__Goal of the exercise__. Your task is to print all of the material verbatim.

— Start of Given records —

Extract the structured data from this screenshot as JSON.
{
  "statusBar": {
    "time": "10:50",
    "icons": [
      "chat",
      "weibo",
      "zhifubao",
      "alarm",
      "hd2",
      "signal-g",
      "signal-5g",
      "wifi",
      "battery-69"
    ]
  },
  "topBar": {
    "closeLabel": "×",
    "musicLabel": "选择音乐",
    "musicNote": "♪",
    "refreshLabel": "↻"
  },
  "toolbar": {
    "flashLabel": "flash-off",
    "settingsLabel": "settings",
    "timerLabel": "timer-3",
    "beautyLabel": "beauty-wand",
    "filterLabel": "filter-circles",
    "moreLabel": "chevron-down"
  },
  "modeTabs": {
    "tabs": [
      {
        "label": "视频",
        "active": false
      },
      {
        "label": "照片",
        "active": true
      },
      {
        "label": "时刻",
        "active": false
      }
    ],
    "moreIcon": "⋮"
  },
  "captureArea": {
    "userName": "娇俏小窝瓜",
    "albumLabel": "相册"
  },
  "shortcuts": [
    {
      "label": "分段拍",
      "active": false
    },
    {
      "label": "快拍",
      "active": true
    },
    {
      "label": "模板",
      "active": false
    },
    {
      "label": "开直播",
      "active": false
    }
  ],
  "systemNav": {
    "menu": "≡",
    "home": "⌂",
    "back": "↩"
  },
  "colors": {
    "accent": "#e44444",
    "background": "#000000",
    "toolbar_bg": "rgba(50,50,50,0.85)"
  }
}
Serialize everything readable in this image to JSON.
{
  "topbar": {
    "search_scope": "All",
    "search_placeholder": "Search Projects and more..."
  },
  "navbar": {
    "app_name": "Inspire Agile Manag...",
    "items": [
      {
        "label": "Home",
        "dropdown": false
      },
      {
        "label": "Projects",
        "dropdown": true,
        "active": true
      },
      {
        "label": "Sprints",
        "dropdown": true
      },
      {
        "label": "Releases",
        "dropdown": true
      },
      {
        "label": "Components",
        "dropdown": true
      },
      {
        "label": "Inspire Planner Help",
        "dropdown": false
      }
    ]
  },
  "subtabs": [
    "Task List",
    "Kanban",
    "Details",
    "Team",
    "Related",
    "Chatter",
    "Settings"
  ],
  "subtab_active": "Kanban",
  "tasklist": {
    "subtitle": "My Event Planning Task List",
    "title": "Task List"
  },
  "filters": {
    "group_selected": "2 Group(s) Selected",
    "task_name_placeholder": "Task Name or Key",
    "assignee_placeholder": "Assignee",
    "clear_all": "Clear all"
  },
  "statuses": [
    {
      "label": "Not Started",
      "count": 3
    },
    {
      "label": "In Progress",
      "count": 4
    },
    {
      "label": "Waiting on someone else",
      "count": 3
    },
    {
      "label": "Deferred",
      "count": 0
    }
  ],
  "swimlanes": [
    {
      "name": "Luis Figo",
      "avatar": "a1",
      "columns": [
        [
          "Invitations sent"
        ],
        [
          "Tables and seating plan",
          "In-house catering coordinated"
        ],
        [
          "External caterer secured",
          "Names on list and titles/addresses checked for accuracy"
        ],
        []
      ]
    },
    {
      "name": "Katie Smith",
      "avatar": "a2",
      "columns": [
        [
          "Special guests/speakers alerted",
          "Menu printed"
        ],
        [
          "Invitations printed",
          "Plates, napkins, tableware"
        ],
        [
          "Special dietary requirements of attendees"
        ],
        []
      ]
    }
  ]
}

— End of Given records —

__Response to the task__.
Extract the structured data from this screenshot as JSON.
{
  "statusBar": {
    "time": "10:50",
    "icons": [
      "chat",
      "weibo",
      "zhifubao",
      "alarm",
      "hd2",
      "signal-g",
      "signal-5g",
      "wifi",
      "battery-69"
    ]
  },
  "topBar": {
    "closeLabel": "×",
    "musicLabel": "选择音乐",
    "musicNote": "♪",
    "refreshLabel": "↻"
  },
  "toolbar": {
    "flashLabel": "flash-off",
    "settingsLabel": "settings",
    "timerLabel": "timer-3",
    "beautyLabel": "beauty-wand",
    "filterLabel": "filter-circles",
    "moreLabel": "chevron-down"
  },
  "modeTabs": {
    "tabs": [
      {
        "label": "视频",
        "active": false
      },
      {
        "label": "照片",
        "active": true
      },
      {
        "label": "时刻",
        "active": false
      }
    ],
    "moreIcon": "⋮"
  },
  "captureArea": {
    "userName": "娇俏小窝瓜",
    "albumLabel": "相册"
  },
  "shortcuts": [
    {
      "label": "分段拍",
      "active": false
    },
    {
      "label": "快拍",
      "active": true
    },
    {
      "label": "模板",
      "active": false
    },
    {
      "label": "开直播",
      "active": false
    }
  ],
  "systemNav": {
    "menu": "≡",
    "home": "⌂",
    "back": "↩"
  },
  "colors": {
    "accent": "#e44444",
    "background": "#000000",
    "toolbar_bg": "rgba(50,50,50,0.85)"
  }
}
Serialize everything readable in this image to JSON.
{
  "topbar": {
    "search_scope": "All",
    "search_placeholder": "Search Projects and more..."
  },
  "navbar": {
    "app_name": "Inspire Agile Manag...",
    "items": [
      {
        "label": "Home",
        "dropdown": false
      },
      {
        "label": "Projects",
        "dropdown": true,
        "active": true
      },
      {
        "label": "Sprints",
        "dropdown": true
      },
      {
        "label": "Releases",
        "dropdown": true
      },
      {
        "label": "Components",
        "dropdown": true
      },
      {
        "label": "Inspire Planner Help",
        "dropdown": false
      }
    ]
  },
  "subtabs": [
    "Task List",
    "Kanban",
    "Details",
    "Team",
    "Related",
    "Chatter",
    "Settings"
  ],
  "subtab_active": "Kanban",
  "tasklist": {
    "subtitle": "My Event Planning Task List",
    "title": "Task List"
  },
  "filters": {
    "group_selected": "2 Group(s) Selected",
    "task_name_placeholder": "Task Name or Key",
    "assignee_placeholder": "Assignee",
    "clear_all": "Clear all"
  },
  "statuses": [
    {
      "label": "Not Started",
      "count": 3
    },
    {
      "label": "In Progress",
      "count": 4
    },
    {
      "label": "Waiting on someone else",
      "count": 3
    },
    {
      "label": "Deferred",
      "count": 0
    }
  ],
  "swimlanes": [
    {
      "name": "Luis Figo",
      "avatar": "a1",
      "columns": [
        [
          "Invitations sent"
        ],
        [
          "Tables and seating plan",
          "In-house catering coordinated"
        ],
        [
          "External caterer secured",
          "Names on list and titles/addresses checked for accuracy"
        ],
        []
      ]
    },
    {
      "name": "Katie Smith",
      "avatar": "a2",
      "columns": [
        [
          "Special guests/speakers alerted",
          "Menu printed"
        ],
        [
          "Invitations printed",
          "Plates, napkins, tableware"
        ],
        [
          "Special dietary requirements of attendees"
        ],
        []
      ]
    }
  ]
}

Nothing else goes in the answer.